--- start ---

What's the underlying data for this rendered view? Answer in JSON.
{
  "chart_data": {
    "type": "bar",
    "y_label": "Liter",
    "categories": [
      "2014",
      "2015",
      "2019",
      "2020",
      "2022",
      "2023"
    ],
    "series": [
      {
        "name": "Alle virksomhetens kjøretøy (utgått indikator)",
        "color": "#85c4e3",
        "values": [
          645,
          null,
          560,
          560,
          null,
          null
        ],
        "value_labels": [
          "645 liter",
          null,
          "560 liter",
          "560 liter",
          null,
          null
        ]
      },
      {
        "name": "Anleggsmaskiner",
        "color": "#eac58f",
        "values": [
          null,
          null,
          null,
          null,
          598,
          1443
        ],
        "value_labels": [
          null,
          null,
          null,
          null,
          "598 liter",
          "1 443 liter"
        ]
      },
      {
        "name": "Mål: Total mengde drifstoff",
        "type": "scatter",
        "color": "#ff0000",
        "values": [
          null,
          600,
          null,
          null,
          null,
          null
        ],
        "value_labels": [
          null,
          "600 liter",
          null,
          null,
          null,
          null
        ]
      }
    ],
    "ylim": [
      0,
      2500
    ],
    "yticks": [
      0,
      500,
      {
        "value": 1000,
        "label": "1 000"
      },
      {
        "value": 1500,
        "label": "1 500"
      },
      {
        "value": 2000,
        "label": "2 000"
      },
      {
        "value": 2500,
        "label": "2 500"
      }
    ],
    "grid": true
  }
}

--- end ---
--- start ---

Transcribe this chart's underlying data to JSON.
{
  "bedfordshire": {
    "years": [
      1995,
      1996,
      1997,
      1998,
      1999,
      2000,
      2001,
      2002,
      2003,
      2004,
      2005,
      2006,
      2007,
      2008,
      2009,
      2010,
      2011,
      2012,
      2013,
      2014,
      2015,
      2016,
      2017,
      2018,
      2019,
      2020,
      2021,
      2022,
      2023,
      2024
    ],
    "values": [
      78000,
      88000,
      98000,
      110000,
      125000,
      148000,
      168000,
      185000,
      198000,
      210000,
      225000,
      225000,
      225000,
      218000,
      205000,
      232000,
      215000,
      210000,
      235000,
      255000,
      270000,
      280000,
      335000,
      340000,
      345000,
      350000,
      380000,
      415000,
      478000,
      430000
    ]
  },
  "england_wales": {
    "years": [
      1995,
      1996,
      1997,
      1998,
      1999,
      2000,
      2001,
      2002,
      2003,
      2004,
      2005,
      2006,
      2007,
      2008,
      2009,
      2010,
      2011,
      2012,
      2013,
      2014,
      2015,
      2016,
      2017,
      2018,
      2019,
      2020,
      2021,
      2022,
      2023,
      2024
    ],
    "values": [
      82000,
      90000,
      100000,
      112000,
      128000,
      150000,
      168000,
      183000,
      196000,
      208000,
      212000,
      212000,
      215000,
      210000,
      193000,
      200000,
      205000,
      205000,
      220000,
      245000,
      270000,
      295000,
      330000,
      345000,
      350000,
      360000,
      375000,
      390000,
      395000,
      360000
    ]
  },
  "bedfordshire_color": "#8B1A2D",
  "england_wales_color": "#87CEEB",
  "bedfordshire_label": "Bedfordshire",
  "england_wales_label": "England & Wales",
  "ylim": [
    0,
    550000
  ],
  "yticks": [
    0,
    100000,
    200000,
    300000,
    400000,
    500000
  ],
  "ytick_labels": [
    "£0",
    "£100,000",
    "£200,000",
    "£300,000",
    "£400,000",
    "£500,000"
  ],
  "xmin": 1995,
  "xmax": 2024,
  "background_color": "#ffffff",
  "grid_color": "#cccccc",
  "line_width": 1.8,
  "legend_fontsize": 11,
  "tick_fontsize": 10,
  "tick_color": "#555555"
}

--- end ---

> _Instructions to follow_
Considering only the records above, state the number of lines that include the word "this", with nothing added.

> _Result_
2